[The input start]

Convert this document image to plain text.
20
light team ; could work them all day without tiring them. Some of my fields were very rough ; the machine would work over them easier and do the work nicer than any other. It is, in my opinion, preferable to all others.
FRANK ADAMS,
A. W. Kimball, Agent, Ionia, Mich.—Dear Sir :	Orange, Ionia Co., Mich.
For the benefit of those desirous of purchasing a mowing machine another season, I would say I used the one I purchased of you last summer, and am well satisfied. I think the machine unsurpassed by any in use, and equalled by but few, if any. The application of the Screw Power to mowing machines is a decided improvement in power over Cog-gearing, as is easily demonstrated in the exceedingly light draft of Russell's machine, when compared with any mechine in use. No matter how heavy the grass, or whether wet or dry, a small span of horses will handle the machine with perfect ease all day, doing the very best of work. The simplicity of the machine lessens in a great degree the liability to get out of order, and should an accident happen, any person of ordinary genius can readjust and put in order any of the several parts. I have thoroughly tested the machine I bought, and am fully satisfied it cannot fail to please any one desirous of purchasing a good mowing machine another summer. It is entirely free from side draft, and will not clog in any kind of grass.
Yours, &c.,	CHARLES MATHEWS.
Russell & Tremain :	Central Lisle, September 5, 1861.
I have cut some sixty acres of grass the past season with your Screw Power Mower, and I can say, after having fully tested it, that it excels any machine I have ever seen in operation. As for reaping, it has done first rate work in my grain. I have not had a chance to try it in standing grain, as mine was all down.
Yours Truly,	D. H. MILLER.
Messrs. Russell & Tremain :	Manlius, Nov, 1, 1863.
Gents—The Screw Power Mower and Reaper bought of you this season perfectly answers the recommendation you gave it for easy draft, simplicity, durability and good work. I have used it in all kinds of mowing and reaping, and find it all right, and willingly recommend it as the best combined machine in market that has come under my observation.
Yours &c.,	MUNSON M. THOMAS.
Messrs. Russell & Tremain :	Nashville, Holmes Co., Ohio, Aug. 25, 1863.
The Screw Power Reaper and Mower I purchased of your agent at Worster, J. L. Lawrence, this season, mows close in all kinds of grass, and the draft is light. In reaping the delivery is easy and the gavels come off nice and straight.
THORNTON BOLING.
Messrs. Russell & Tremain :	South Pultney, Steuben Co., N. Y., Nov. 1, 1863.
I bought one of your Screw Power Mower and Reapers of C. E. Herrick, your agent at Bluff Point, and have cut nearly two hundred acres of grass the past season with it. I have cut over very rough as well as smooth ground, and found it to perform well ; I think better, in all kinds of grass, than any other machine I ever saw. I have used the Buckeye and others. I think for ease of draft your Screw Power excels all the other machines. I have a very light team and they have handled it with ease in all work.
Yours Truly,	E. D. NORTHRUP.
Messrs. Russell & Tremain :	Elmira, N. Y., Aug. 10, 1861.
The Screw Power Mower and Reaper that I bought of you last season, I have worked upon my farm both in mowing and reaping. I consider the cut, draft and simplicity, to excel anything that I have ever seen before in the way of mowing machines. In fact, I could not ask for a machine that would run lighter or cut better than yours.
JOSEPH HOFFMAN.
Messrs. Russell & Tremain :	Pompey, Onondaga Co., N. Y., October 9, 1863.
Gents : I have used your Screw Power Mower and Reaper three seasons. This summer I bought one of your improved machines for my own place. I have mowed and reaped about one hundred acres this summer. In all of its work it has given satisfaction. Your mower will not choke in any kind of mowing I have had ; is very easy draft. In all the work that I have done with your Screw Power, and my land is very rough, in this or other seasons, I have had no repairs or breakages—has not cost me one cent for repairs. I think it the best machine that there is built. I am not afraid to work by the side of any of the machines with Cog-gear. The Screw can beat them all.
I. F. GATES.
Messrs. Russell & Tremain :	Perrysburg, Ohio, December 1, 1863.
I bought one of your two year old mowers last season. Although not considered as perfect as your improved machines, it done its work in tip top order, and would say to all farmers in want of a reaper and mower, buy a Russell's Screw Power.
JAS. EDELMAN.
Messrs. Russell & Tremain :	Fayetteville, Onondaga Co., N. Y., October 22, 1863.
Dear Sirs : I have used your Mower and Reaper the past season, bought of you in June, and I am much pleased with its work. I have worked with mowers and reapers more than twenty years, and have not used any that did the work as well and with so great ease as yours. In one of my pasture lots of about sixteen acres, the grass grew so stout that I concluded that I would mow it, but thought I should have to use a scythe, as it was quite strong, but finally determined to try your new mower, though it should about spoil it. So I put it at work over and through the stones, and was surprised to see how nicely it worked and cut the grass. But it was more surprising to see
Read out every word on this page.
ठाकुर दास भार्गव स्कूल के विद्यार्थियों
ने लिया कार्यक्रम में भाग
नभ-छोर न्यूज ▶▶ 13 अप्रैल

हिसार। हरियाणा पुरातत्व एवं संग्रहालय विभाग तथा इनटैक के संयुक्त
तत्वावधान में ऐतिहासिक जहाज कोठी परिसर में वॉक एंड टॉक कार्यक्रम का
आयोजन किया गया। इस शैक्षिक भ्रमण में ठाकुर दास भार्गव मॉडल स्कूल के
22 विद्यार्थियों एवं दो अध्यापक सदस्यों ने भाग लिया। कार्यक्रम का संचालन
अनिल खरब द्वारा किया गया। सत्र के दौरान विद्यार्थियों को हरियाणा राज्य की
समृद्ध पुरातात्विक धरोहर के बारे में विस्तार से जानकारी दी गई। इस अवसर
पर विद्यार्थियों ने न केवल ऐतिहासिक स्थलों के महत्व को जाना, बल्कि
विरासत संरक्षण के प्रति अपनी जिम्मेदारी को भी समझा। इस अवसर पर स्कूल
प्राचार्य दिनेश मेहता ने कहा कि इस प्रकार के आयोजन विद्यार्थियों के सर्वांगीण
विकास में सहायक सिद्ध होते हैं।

[The input end]

In the entries above, find each line with the string "October" and copy it.

Messrs. Russell & Tremain :	Pompey, Onondaga Co., N. Y., October 9, 1863.
Messrs. Russell & Tremain :	Fayetteville, Onondaga Co., N. Y., October 22, 1863.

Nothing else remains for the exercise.